=== EXTRACTED DATA ===
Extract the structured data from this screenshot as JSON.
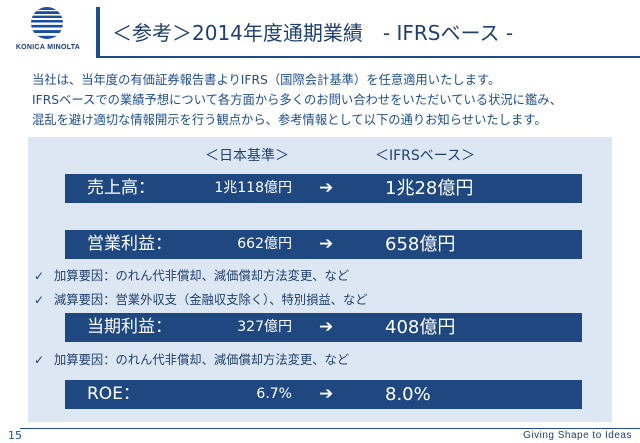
{
  "brand": {
    "logo_text": "KONICA MINOLTA",
    "tagline": "Giving Shape to Ideas",
    "accent": "#1f4880",
    "panel_bg": "#dce7f3"
  },
  "page_title": "＜参考＞2014年度通期業績　- IFRSベース -",
  "intro": [
    "当社は、当年度の有価証券報告書よりIFRS（国際会計基準）を任意適用いたします。",
    "IFRSベースでの業績予想について各方面から多くのお問い合わせをいただいている状況に鑑み、",
    "混乱を避け適切な情報開示を行う観点から、参考情報として以下の通りお知らせいたします。"
  ],
  "columns": {
    "jp": "＜日本基準＞",
    "ifrs": "＜IFRSベース＞"
  },
  "rows": [
    {
      "label": "売上高：",
      "jp": "1兆118億円",
      "arrow": "➔",
      "ifrs": "1兆28億円"
    },
    {
      "label": "営業利益：",
      "jp": "662億円",
      "arrow": "➔",
      "ifrs": "658億円"
    },
    {
      "label": "当期利益：",
      "jp": "327億円",
      "arrow": "➔",
      "ifrs": "408億円"
    },
    {
      "label": "ROE：",
      "jp": "6.7%",
      "arrow": "➔",
      "ifrs": "8.0%"
    }
  ],
  "notes": [
    {
      "check": "✓",
      "text": "加算要因：のれん代非償却、減価償却方法変更、など"
    },
    {
      "check": "✓",
      "text": "減算要因：営業外収支（金融収支除く）、特別損益、など"
    },
    {
      "check": "✓",
      "text": "加算要因：のれん代非償却、減価償却方法変更、など"
    }
  ],
  "page_number": "15"
}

=== GOAL ===
Repeat the material above verbatim, with no pictures in the output.

=== SOLUTION TO THIS EXERCISE ===
Extract the structured data from this screenshot as JSON.
{
  "brand": {
    "logo_text": "KONICA MINOLTA",
    "tagline": "Giving Shape to Ideas",
    "accent": "#1f4880",
    "panel_bg": "#dce7f3"
  },
  "page_title": "＜参考＞2014年度通期業績　- IFRSベース -",
  "intro": [
    "当社は、当年度の有価証券報告書よりIFRS（国際会計基準）を任意適用いたします。",
    "IFRSベースでの業績予想について各方面から多くのお問い合わせをいただいている状況に鑑み、",
    "混乱を避け適切な情報開示を行う観点から、参考情報として以下の通りお知らせいたします。"
  ],
  "columns": {
    "jp": "＜日本基準＞",
    "ifrs": "＜IFRSベース＞"
  },
  "rows": [
    {
      "label": "売上高：",
      "jp": "1兆118億円",
      "arrow": "➔",
      "ifrs": "1兆28億円"
    },
    {
      "label": "営業利益：",
      "jp": "662億円",
      "arrow": "➔",
      "ifrs": "658億円"
    },
    {
      "label": "当期利益：",
      "jp": "327億円",
      "arrow": "➔",
      "ifrs": "408億円"
    },
    {
      "label": "ROE：",
      "jp": "6.7%",
      "arrow": "➔",
      "ifrs": "8.0%"
    }
  ],
  "notes": [
    {
      "check": "✓",
      "text": "加算要因：のれん代非償却、減価償却方法変更、など"
    },
    {
      "check": "✓",
      "text": "減算要因：営業外収支（金融収支除く）、特別損益、など"
    },
    {
      "check": "✓",
      "text": "加算要因：のれん代非償却、減価償却方法変更、など"
    }
  ],
  "page_number": "15"
}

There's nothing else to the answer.